** DATASET CONTENT **
===============

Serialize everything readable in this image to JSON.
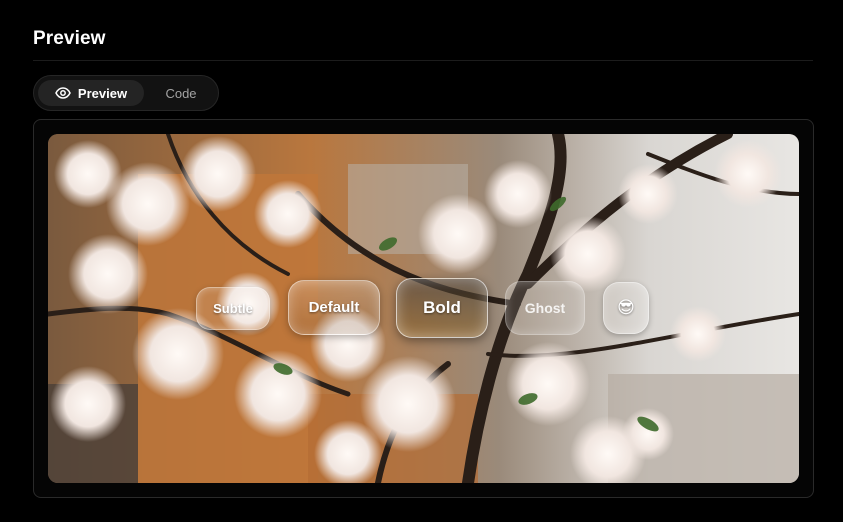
{
  "header": {
    "title": "Preview"
  },
  "tabs": [
    {
      "label": "Preview",
      "icon": "eye-icon",
      "active": true
    },
    {
      "label": "Code",
      "active": false
    }
  ],
  "preview": {
    "background_image": "cherry-blossom-photo",
    "buttons": [
      {
        "label": "Subtle",
        "variant": "subtle"
      },
      {
        "label": "Default",
        "variant": "default"
      },
      {
        "label": "Bold",
        "variant": "bold"
      },
      {
        "label": "Ghost",
        "variant": "ghost"
      },
      {
        "label": "😎",
        "variant": "emoji"
      }
    ]
  },
  "colors": {
    "background": "#000000",
    "frame_border": "#2a2a2a",
    "tab_active": "#242424",
    "tab_inactive_text": "#a3a3a3"
  }
}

===============

** TASK BRIEF **
Lines that include the word "label" are to be extracted from the data above.

** WRITTEN SOLUTION **
      "label": "Preview",
      "label": "Code",
        "label": "Subtle",
        "label": "Default",
        "label": "Bold",
        "label": "Ghost",
        "label": "😎",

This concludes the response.